■ **Problem statement**
Copy exactly, and only, the lines from the line containing "Convert this screenshot" through the last line of the records below, both included, and leave out any pictures.

■ **Exercise input**
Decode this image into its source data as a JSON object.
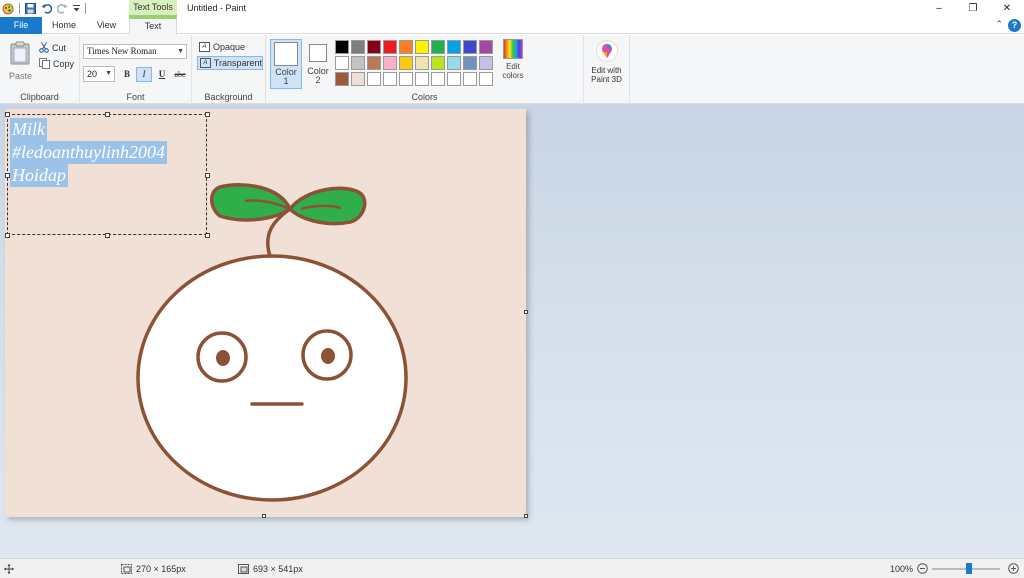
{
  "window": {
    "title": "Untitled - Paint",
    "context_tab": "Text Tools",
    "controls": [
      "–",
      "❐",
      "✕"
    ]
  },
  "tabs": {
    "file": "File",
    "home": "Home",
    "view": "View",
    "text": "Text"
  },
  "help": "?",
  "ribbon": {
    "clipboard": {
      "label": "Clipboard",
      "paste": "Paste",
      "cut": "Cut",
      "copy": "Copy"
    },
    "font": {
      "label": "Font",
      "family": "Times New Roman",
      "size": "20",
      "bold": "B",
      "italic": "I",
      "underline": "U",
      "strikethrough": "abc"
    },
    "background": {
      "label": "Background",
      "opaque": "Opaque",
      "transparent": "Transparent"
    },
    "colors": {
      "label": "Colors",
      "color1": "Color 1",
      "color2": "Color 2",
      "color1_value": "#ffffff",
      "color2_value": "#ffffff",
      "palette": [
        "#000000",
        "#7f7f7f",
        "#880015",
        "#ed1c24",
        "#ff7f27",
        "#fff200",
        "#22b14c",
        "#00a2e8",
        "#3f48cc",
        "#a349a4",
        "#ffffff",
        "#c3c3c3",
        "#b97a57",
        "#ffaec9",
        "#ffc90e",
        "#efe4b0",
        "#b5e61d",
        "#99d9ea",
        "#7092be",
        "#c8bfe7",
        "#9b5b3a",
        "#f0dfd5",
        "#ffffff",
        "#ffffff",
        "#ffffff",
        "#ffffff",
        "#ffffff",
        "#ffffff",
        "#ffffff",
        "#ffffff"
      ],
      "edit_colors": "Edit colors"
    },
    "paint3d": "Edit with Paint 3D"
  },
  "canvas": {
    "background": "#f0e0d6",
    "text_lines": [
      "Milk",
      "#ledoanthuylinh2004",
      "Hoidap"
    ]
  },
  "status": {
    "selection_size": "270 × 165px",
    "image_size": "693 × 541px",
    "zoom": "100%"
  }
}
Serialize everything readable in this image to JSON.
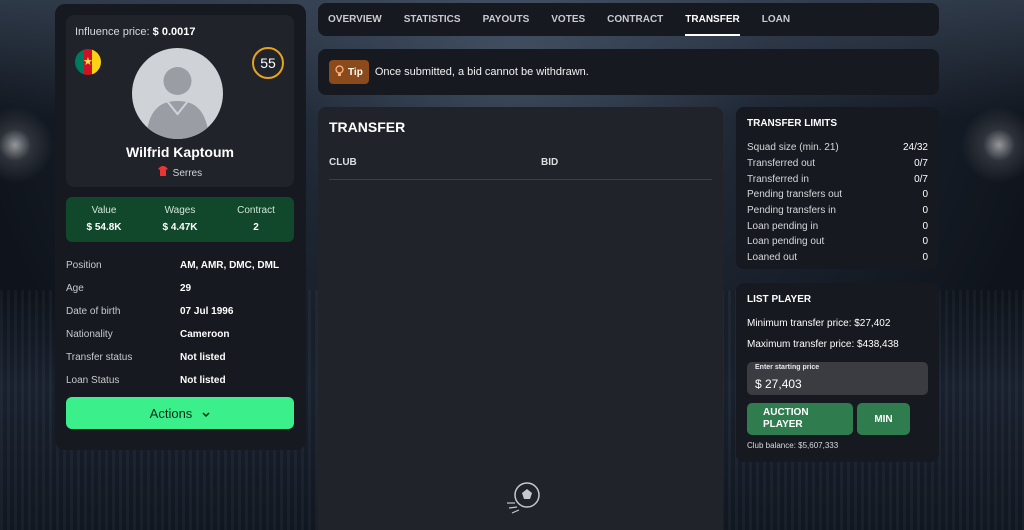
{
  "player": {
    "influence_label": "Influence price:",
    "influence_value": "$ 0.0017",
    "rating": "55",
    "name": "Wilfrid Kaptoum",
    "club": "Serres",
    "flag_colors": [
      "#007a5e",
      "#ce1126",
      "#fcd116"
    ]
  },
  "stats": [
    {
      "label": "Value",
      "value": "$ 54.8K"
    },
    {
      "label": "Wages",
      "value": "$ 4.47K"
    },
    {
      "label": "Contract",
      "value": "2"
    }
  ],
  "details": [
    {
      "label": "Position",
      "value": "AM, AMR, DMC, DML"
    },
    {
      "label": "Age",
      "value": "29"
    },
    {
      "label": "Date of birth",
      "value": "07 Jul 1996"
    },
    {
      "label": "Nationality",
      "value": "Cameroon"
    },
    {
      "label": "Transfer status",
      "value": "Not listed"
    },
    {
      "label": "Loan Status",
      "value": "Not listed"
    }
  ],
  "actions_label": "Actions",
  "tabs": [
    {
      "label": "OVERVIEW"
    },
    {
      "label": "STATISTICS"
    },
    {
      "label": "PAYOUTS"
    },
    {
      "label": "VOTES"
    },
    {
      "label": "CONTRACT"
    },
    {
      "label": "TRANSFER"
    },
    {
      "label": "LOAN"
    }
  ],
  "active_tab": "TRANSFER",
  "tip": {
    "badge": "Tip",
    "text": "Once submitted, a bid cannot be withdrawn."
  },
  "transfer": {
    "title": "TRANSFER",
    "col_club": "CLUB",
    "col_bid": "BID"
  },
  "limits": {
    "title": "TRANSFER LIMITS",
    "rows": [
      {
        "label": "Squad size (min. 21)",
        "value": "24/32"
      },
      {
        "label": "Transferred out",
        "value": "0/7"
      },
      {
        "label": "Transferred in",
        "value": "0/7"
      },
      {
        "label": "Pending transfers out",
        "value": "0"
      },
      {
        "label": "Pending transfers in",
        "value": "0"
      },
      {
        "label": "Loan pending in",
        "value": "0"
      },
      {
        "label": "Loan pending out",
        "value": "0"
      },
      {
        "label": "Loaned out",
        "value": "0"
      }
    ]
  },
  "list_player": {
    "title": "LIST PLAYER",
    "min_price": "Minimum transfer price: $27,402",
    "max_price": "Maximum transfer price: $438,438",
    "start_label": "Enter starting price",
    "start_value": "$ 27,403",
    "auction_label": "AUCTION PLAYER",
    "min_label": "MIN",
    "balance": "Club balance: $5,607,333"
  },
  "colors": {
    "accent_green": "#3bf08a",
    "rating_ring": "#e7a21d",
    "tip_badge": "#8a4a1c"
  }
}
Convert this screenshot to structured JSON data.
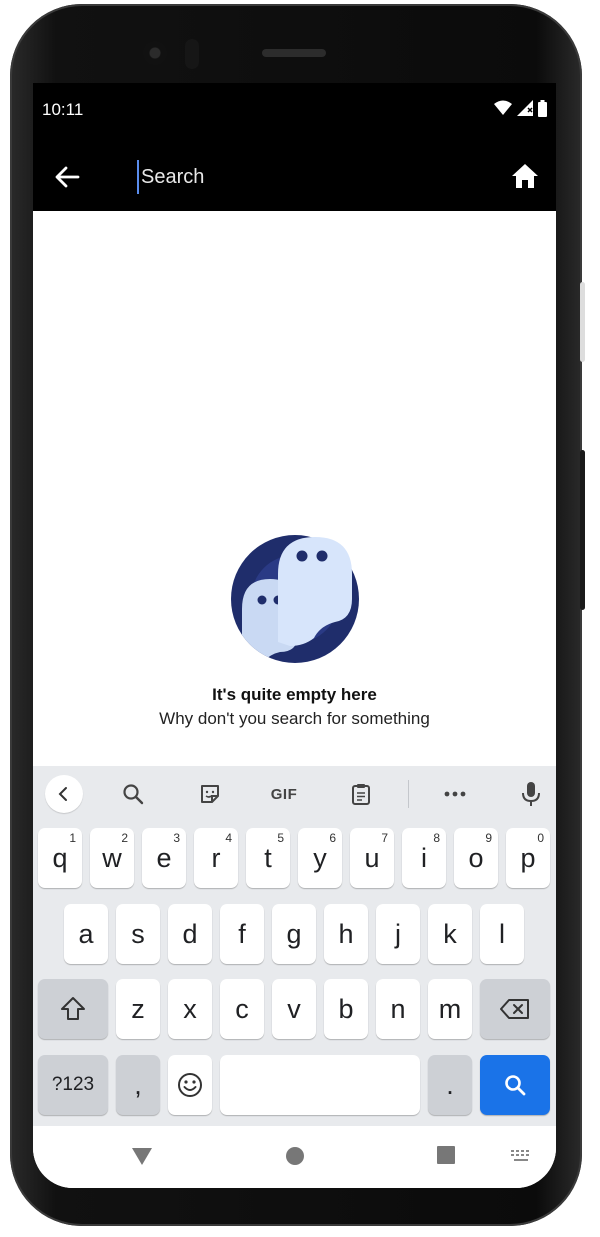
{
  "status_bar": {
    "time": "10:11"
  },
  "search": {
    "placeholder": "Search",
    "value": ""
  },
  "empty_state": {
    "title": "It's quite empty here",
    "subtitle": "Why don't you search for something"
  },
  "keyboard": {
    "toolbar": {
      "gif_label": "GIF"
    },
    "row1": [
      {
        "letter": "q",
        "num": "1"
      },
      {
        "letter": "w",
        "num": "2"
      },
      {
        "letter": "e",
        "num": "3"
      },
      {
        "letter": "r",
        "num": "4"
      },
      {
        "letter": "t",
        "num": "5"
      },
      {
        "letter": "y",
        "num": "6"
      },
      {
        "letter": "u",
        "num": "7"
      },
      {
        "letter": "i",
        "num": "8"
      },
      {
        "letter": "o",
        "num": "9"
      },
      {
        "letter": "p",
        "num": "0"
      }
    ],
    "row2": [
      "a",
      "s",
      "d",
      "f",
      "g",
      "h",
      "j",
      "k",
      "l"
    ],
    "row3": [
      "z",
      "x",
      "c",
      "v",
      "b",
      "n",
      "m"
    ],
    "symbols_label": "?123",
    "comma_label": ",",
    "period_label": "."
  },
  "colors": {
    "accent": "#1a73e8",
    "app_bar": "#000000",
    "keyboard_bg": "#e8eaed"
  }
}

■ **Output**
Convert this screenshot to structured JSON data.
{
  "status_bar": {
    "time": "10:11"
  },
  "search": {
    "placeholder": "Search",
    "value": ""
  },
  "empty_state": {
    "title": "It's quite empty here",
    "subtitle": "Why don't you search for something"
  },
  "keyboard": {
    "toolbar": {
      "gif_label": "GIF"
    },
    "row1": [
      {
        "letter": "q",
        "num": "1"
      },
      {
        "letter": "w",
        "num": "2"
      },
      {
        "letter": "e",
        "num": "3"
      },
      {
        "letter": "r",
        "num": "4"
      },
      {
        "letter": "t",
        "num": "5"
      },
      {
        "letter": "y",
        "num": "6"
      },
      {
        "letter": "u",
        "num": "7"
      },
      {
        "letter": "i",
        "num": "8"
      },
      {
        "letter": "o",
        "num": "9"
      },
      {
        "letter": "p",
        "num": "0"
      }
    ],
    "row2": [
      "a",
      "s",
      "d",
      "f",
      "g",
      "h",
      "j",
      "k",
      "l"
    ],
    "row3": [
      "z",
      "x",
      "c",
      "v",
      "b",
      "n",
      "m"
    ],
    "symbols_label": "?123",
    "comma_label": ",",
    "period_label": "."
  },
  "colors": {
    "accent": "#1a73e8",
    "app_bar": "#000000",
    "keyboard_bg": "#e8eaed"
  }
}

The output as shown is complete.